▶ [Exercise prompt] Tally the lines of the listing that contain the word "Test", then give the total and nothing else.

▶ [Records for the task]
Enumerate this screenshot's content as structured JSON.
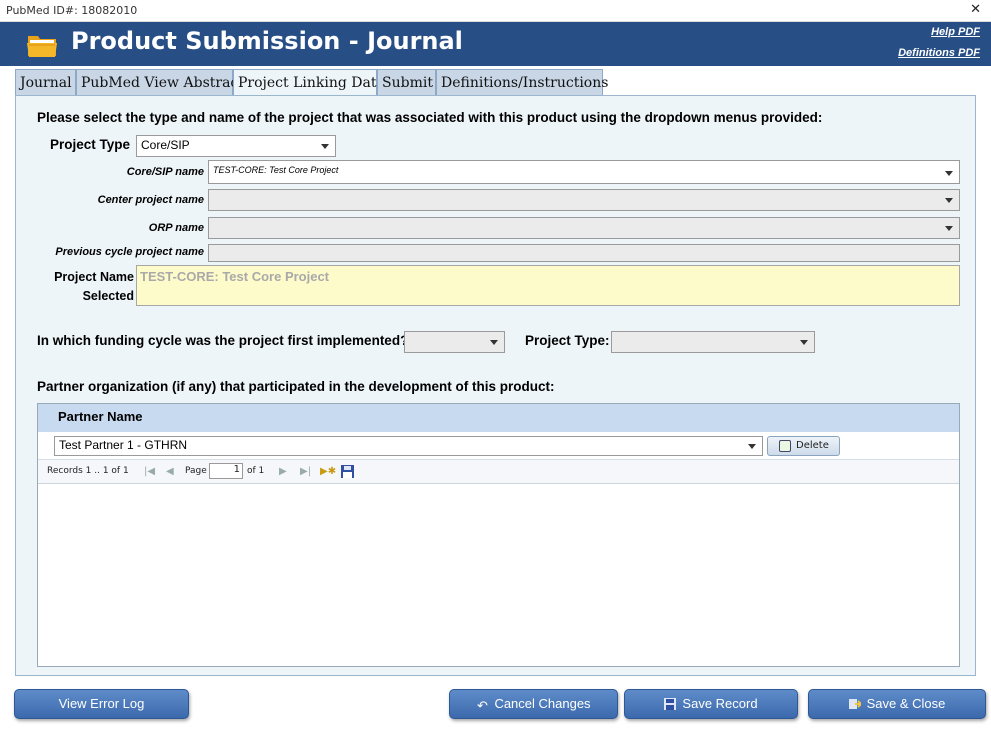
{
  "window": {
    "caption": "PubMed ID#: 18082010",
    "close_glyph": "✕"
  },
  "header": {
    "title": "Product Submission - Journal",
    "help_link": "Help PDF",
    "definitions_link": "Definitions PDF",
    "icon": "folder-icon",
    "bg_color": "#274f86"
  },
  "tabs": [
    {
      "label": "Journal"
    },
    {
      "label": "PubMed View Abstract"
    },
    {
      "label": "Project Linking Data",
      "active": true
    },
    {
      "label": "Submit"
    },
    {
      "label": "Definitions/Instructions"
    }
  ],
  "form": {
    "instruction": "Please select the type and name of the project that was associated with this product using the dropdown menus provided:",
    "project_type_label": "Project Type",
    "project_type_value": "Core/SIP",
    "core_sip_label": "Core/SIP name",
    "core_sip_value": "TEST-CORE: Test Core Project",
    "center_project_label": "Center project name",
    "orp_label": "ORP name",
    "previous_cycle_label": "Previous cycle project name",
    "project_name_selected_label_1": "Project Name",
    "project_name_selected_label_2": "Selected",
    "project_name_selected_value": "TEST-CORE: Test Core Project",
    "funding_cycle_label": "In which funding cycle was the project first implemented?",
    "project_type2_label": "Project Type:",
    "partner_heading": "Partner organization (if any) that participated in the development of this product:"
  },
  "grid": {
    "column": "Partner Name",
    "rows": [
      {
        "partner": "Test Partner 1 - GTHRN",
        "delete_label": "Delete"
      }
    ],
    "pager": {
      "records": "Records 1 .. 1 of 1",
      "page_label": "Page",
      "page_value": "1",
      "of_label": "of 1"
    }
  },
  "buttons": {
    "view_error_log": "View Error Log",
    "cancel_changes": "Cancel Changes",
    "save_record": "Save Record",
    "save_close": "Save & Close"
  }
}
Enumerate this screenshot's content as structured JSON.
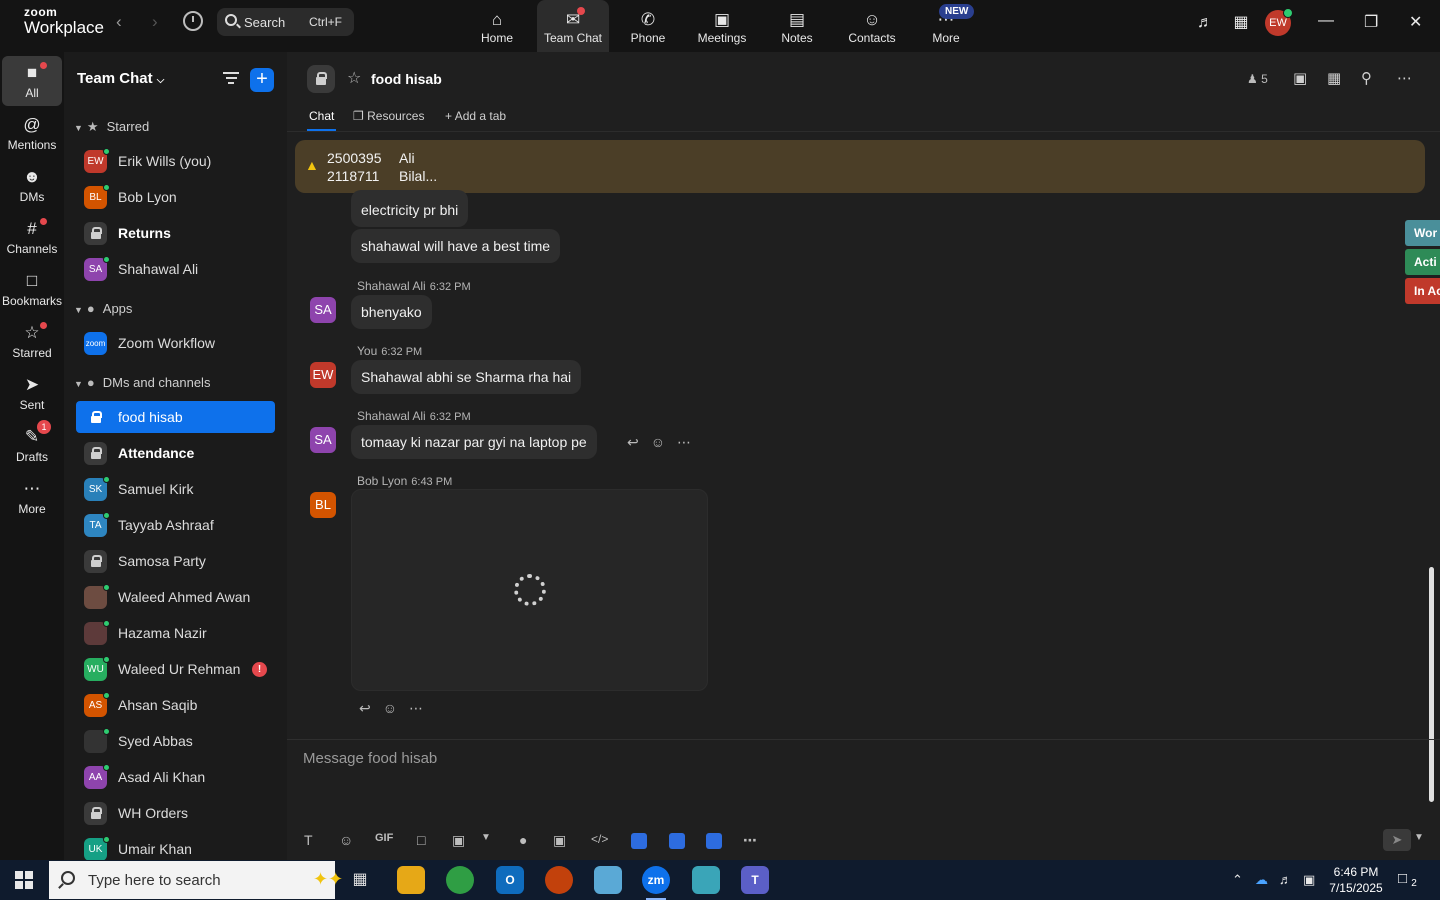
{
  "topbar": {
    "logo_line1": "zoom",
    "logo_line2": "Workplace",
    "search_label": "Search",
    "search_shortcut": "Ctrl+F",
    "nav": [
      {
        "label": "Home",
        "icon": "home-icon"
      },
      {
        "label": "Team Chat",
        "icon": "chat-icon"
      },
      {
        "label": "Phone",
        "icon": "phone-icon"
      },
      {
        "label": "Meetings",
        "icon": "video-icon"
      },
      {
        "label": "Notes",
        "icon": "notes-icon"
      },
      {
        "label": "Contacts",
        "icon": "contacts-icon"
      },
      {
        "label": "More",
        "icon": "more-icon"
      }
    ],
    "new_badge": "NEW",
    "user_initials": "EW"
  },
  "rail": {
    "items": [
      {
        "label": "All",
        "icon": "chat-bubble-icon"
      },
      {
        "label": "Mentions",
        "icon": "at-icon"
      },
      {
        "label": "DMs",
        "icon": "people-icon"
      },
      {
        "label": "Channels",
        "icon": "hash-icon"
      },
      {
        "label": "Bookmarks",
        "icon": "bookmark-icon"
      },
      {
        "label": "Starred",
        "icon": "star-icon"
      },
      {
        "label": "Sent",
        "icon": "send-icon"
      },
      {
        "label": "Drafts",
        "icon": "drafts-icon"
      },
      {
        "label": "More",
        "icon": "ellipsis-icon"
      }
    ],
    "drafts_badge": "1"
  },
  "sidebar": {
    "title": "Team Chat",
    "sections": {
      "starred": "Starred",
      "apps": "Apps",
      "dms": "DMs and channels"
    },
    "starred": [
      {
        "label": "Erik Wills (you)",
        "initials": "EW",
        "color": "#c0392b"
      },
      {
        "label": "Bob Lyon",
        "initials": "BL",
        "color": "#d35400"
      },
      {
        "label": "Returns"
      },
      {
        "label": "Shahawal Ali",
        "initials": "SA",
        "color": "#8e44ad"
      }
    ],
    "apps": [
      {
        "label": "Zoom Workflow",
        "initials": "zoom",
        "color": "#0e71eb"
      }
    ],
    "dms": [
      {
        "label": "food hisab"
      },
      {
        "label": "Attendance"
      },
      {
        "label": "Samuel Kirk",
        "initials": "SK",
        "color": "#2980b9"
      },
      {
        "label": "Tayyab Ashraaf",
        "initials": "TA",
        "color": "#2e86c1"
      },
      {
        "label": "Samosa Party"
      },
      {
        "label": "Waleed Ahmed Awan",
        "initials": "",
        "color": "#6d4c41"
      },
      {
        "label": "Hazama Nazir",
        "initials": "",
        "color": "#5d3a3a"
      },
      {
        "label": "Waleed Ur Rehman",
        "initials": "WU",
        "color": "#27ae60",
        "alert": "!"
      },
      {
        "label": "Ahsan Saqib",
        "initials": "AS",
        "color": "#d35400"
      },
      {
        "label": "Syed Abbas",
        "initials": "",
        "color": "#333333"
      },
      {
        "label": "Asad Ali Khan",
        "initials": "AA",
        "color": "#8e44ad"
      },
      {
        "label": "WH Orders"
      },
      {
        "label": "Umair Khan",
        "initials": "UK",
        "color": "#16a085"
      }
    ]
  },
  "channel": {
    "title": "food hisab",
    "members": "5",
    "tabs": [
      "Chat",
      "Resources",
      "Add a tab"
    ],
    "pinned": {
      "line1_num": "2500395",
      "line1_name": "Ali",
      "line2_num": "2118711",
      "line2_name": "Bilal..."
    },
    "side_tags": [
      {
        "label": "Wor",
        "color": "#4a8f9a"
      },
      {
        "label": "Acti",
        "color": "#2e8b57"
      },
      {
        "label": "In Ac",
        "color": "#c0392b"
      }
    ],
    "messages": [
      {
        "text": "electricity pr bhi"
      },
      {
        "text": "shahawal will have a best time"
      },
      {
        "sender": "Shahawal Ali",
        "time": "6:32 PM",
        "initials": "SA",
        "color": "#8e44ad",
        "text": "bhenyako"
      },
      {
        "sender": "You",
        "time": "6:32 PM",
        "initials": "EW",
        "color": "#c0392b",
        "text": "Shahawal abhi se Sharma rha hai"
      },
      {
        "sender": "Shahawal Ali",
        "time": "6:32 PM",
        "initials": "SA",
        "color": "#8e44ad",
        "text": "tomaay ki nazar par gyi na laptop pe"
      },
      {
        "sender": "Bob Lyon",
        "time": "6:43 PM",
        "initials": "BL",
        "color": "#d35400"
      }
    ],
    "composer_placeholder": "Message food hisab"
  },
  "taskbar": {
    "search_placeholder": "Type here to search",
    "time": "6:46 PM",
    "date": "7/15/2025",
    "notifications": "2"
  }
}
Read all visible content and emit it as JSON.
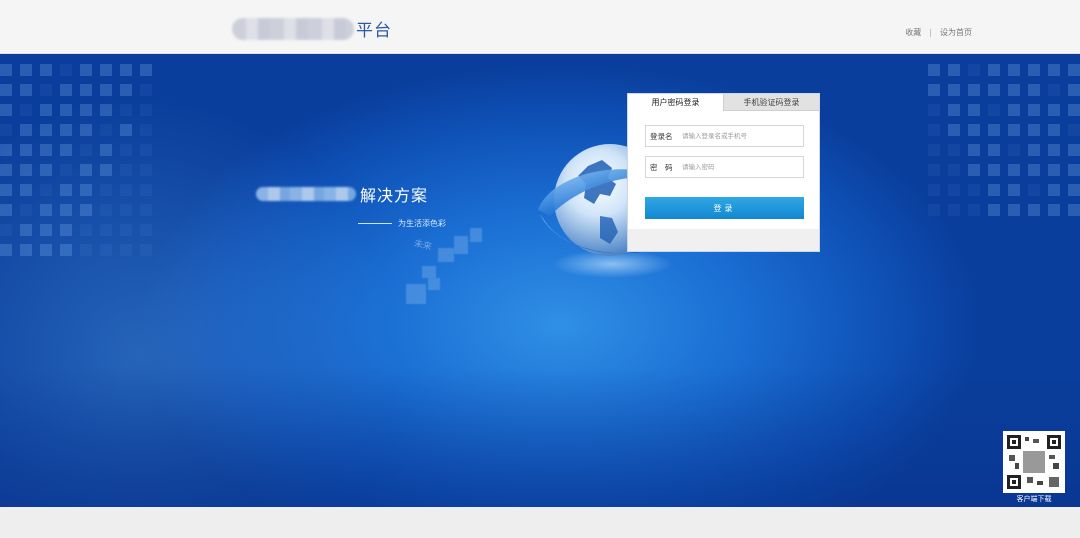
{
  "header": {
    "brand_suffix": "平台",
    "links": [
      "收藏",
      "设为首页"
    ],
    "separator": "|"
  },
  "hero": {
    "slogan_title": "解决方案",
    "slogan_subtitle": "为生活添色彩",
    "future_text": "未来"
  },
  "login": {
    "tabs": [
      "用户密码登录",
      "手机验证码登录"
    ],
    "username_label": "登录名",
    "username_placeholder": "请输入登录名或手机号",
    "password_label": "密　码",
    "password_placeholder": "请输入密码",
    "submit_label": "登录"
  },
  "qr": {
    "label": "客户端下载"
  },
  "colors": {
    "accent": "#1287cf",
    "hero_blue": "#1a6dd2",
    "brand_text": "#2a5aa8"
  }
}
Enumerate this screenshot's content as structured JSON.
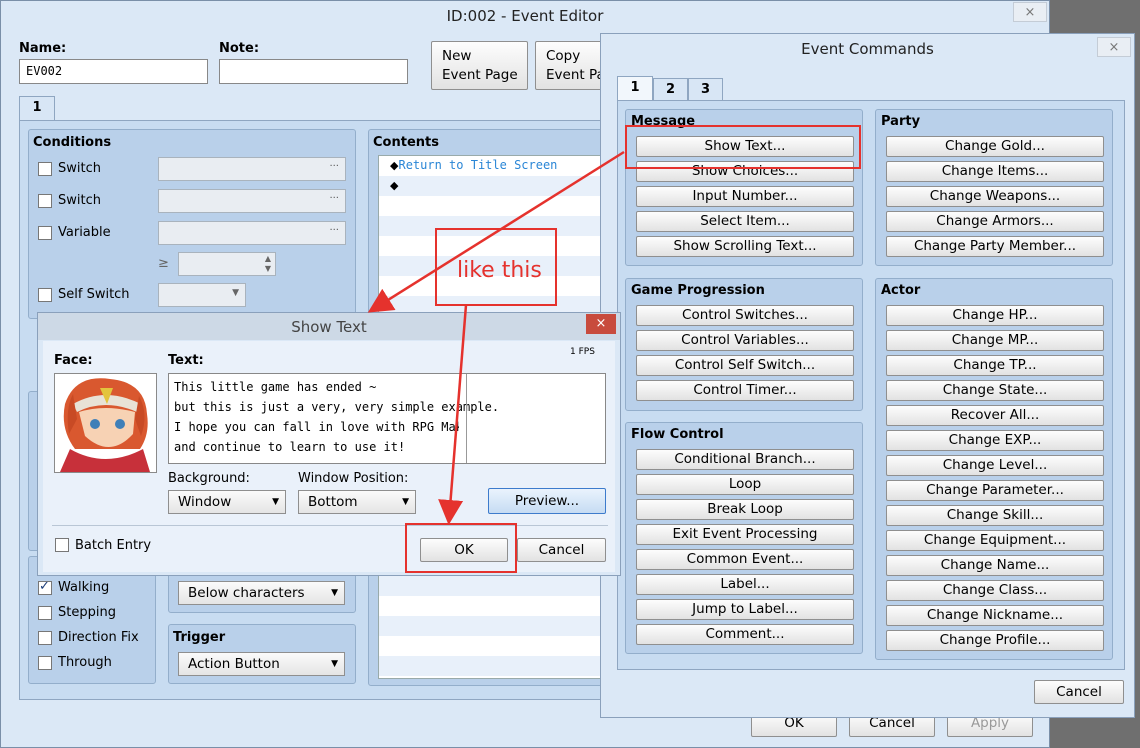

▶ [Answer to this problem] 3